[Collected data]
+ + + + + + +

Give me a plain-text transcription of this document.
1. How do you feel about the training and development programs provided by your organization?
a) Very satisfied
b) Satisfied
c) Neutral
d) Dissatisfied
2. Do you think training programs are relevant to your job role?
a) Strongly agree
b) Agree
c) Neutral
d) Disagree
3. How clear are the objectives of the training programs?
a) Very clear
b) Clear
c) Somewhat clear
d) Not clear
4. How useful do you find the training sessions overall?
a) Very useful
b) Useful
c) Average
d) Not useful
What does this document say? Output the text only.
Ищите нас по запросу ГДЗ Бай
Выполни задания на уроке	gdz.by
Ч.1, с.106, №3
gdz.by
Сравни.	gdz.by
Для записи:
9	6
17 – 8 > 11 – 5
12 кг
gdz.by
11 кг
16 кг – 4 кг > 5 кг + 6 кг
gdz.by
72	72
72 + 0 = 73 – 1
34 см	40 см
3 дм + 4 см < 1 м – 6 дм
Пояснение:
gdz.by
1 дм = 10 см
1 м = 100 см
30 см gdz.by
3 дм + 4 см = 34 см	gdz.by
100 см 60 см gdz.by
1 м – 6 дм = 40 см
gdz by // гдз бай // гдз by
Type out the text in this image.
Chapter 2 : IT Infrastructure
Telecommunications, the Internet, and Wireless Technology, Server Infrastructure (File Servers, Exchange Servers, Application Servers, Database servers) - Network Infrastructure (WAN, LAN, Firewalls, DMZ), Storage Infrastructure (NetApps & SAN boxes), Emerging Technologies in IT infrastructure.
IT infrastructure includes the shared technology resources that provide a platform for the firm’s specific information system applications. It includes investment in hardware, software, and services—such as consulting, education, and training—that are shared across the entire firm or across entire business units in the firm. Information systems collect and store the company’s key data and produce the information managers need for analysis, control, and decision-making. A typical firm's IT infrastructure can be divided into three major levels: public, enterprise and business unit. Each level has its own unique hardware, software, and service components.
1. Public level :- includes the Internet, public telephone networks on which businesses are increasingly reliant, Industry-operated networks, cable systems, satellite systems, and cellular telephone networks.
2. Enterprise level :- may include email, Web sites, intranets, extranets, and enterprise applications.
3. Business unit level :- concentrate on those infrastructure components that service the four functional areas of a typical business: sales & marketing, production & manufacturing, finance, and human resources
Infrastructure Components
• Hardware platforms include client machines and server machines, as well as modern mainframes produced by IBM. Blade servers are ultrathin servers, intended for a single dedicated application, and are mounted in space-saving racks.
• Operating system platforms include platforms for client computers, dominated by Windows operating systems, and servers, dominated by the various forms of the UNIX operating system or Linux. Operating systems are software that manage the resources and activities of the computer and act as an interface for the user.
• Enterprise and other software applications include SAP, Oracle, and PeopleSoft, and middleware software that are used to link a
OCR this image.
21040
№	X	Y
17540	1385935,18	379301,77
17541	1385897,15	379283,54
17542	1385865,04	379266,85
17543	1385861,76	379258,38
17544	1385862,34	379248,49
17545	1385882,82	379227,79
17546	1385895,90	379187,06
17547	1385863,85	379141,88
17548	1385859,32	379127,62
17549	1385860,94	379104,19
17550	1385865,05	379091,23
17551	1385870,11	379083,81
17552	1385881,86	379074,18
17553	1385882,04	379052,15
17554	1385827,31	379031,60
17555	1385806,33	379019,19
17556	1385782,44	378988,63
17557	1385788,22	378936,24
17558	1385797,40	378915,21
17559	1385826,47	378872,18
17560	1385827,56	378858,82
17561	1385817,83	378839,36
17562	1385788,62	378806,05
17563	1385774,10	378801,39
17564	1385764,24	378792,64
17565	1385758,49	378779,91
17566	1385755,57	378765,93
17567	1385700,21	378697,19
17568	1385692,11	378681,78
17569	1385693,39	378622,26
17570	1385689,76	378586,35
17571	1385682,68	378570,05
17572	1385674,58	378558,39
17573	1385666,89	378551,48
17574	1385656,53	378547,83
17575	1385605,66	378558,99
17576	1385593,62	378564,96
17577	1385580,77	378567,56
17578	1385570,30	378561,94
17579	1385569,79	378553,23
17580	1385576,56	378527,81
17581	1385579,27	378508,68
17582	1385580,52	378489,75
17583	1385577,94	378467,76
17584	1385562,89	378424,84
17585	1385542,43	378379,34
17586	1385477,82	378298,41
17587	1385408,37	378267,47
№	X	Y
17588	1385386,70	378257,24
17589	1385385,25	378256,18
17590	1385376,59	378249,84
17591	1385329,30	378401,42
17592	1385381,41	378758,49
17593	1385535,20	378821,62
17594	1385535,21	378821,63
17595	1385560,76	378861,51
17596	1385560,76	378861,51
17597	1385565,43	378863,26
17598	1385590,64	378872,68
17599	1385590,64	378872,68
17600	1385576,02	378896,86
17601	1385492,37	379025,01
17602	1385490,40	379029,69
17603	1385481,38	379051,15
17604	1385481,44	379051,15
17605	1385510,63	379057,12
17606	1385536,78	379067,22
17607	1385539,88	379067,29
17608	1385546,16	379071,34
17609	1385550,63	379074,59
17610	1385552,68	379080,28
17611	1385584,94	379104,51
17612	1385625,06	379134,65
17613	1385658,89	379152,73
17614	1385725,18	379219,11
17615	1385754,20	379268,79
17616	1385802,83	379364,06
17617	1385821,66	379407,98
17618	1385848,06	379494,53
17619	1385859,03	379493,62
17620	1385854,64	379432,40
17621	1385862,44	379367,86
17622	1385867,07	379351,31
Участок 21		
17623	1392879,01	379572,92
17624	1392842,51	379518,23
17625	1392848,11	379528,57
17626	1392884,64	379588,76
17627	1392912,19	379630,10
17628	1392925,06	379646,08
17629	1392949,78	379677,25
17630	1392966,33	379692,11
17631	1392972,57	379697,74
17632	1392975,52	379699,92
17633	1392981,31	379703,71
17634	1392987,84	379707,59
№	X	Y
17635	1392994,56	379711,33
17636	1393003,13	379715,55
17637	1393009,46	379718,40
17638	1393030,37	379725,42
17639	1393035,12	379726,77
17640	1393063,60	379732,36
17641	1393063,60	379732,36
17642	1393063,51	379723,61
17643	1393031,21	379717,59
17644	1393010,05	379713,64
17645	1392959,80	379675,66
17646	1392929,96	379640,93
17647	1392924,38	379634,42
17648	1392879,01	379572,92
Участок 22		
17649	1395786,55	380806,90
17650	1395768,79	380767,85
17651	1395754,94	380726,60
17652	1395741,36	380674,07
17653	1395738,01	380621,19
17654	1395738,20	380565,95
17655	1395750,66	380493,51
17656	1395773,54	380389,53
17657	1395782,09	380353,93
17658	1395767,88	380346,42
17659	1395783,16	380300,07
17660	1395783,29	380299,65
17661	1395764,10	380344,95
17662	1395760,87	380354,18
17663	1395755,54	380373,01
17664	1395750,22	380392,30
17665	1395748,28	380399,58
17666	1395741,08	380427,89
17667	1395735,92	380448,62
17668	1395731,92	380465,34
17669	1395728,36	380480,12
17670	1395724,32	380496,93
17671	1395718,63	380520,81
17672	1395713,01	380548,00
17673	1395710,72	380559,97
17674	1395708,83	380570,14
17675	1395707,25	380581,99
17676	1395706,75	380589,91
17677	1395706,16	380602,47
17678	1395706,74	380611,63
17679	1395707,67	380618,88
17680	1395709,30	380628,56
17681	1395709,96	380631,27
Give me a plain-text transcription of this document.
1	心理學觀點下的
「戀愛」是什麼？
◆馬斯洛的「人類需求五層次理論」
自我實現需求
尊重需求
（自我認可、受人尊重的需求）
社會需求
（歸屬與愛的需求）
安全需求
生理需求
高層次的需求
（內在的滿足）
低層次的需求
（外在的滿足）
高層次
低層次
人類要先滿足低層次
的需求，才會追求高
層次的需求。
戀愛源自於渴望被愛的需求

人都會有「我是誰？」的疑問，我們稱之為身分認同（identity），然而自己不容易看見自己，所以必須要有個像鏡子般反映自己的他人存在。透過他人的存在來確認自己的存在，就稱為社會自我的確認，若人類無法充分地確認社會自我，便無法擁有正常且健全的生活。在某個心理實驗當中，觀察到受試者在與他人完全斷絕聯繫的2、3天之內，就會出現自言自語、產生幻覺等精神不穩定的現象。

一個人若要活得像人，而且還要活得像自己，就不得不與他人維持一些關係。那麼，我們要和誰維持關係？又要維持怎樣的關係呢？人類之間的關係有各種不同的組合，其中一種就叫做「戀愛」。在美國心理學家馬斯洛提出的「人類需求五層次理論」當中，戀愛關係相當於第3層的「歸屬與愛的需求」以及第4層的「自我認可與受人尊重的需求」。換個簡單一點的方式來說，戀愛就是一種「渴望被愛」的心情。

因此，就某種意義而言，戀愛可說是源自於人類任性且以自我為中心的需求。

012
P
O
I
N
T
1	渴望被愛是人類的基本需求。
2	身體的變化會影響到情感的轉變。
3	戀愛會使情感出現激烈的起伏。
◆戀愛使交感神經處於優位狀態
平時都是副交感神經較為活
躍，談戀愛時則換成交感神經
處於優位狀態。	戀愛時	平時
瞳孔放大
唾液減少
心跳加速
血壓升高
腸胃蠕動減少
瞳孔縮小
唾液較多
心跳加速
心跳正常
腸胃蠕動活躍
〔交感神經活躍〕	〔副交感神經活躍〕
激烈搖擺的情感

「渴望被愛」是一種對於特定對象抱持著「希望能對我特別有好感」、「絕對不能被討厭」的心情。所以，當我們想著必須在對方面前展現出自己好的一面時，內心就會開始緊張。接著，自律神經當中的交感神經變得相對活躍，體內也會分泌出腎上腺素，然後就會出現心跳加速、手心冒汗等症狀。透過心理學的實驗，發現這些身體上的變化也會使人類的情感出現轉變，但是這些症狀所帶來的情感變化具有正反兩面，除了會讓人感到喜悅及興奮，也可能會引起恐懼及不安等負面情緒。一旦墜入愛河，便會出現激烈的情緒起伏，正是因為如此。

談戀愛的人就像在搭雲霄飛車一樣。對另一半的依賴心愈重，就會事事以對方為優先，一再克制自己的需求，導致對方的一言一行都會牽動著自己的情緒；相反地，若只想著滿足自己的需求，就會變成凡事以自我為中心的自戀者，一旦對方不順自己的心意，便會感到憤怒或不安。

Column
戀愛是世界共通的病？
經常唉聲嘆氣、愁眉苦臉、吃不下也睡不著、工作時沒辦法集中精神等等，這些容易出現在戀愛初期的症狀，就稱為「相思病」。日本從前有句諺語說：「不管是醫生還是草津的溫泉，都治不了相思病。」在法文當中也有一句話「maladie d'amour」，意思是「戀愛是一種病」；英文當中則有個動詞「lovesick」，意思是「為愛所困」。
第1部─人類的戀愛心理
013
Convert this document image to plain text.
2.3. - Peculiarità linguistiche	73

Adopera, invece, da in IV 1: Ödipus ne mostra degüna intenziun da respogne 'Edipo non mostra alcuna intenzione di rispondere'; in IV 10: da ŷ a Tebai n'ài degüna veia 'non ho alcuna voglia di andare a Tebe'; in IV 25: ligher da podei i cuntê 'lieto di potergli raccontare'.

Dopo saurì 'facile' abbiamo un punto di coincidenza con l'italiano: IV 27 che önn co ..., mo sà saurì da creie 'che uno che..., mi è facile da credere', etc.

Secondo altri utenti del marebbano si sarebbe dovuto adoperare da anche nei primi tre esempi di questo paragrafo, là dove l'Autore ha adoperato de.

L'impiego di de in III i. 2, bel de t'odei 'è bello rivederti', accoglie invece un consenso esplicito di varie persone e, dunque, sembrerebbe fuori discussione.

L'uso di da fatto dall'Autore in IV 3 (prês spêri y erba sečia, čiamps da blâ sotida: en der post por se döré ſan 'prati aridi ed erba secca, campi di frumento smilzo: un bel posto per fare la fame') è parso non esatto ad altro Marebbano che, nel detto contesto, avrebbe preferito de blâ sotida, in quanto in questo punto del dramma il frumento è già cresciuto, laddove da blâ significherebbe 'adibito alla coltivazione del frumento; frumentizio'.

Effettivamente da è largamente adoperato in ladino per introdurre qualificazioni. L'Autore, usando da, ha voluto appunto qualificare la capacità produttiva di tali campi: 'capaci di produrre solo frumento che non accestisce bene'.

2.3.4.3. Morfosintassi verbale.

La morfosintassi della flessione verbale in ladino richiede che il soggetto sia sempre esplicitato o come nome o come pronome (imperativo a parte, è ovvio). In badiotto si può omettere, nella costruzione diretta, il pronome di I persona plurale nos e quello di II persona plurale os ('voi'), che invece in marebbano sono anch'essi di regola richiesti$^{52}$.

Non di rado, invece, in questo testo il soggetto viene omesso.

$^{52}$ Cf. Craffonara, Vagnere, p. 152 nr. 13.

+ + + + + + +

- **Written task**
Each line above that holds the string "this" should be copied and shown.

- **Exercise response**
Give me a plain-text transcription of this document.
What does this document say? Output the text only.
Type out the text in this image.
OCR this image.
Give me a plain-text transcription of this document.
Convert this document image to plain text.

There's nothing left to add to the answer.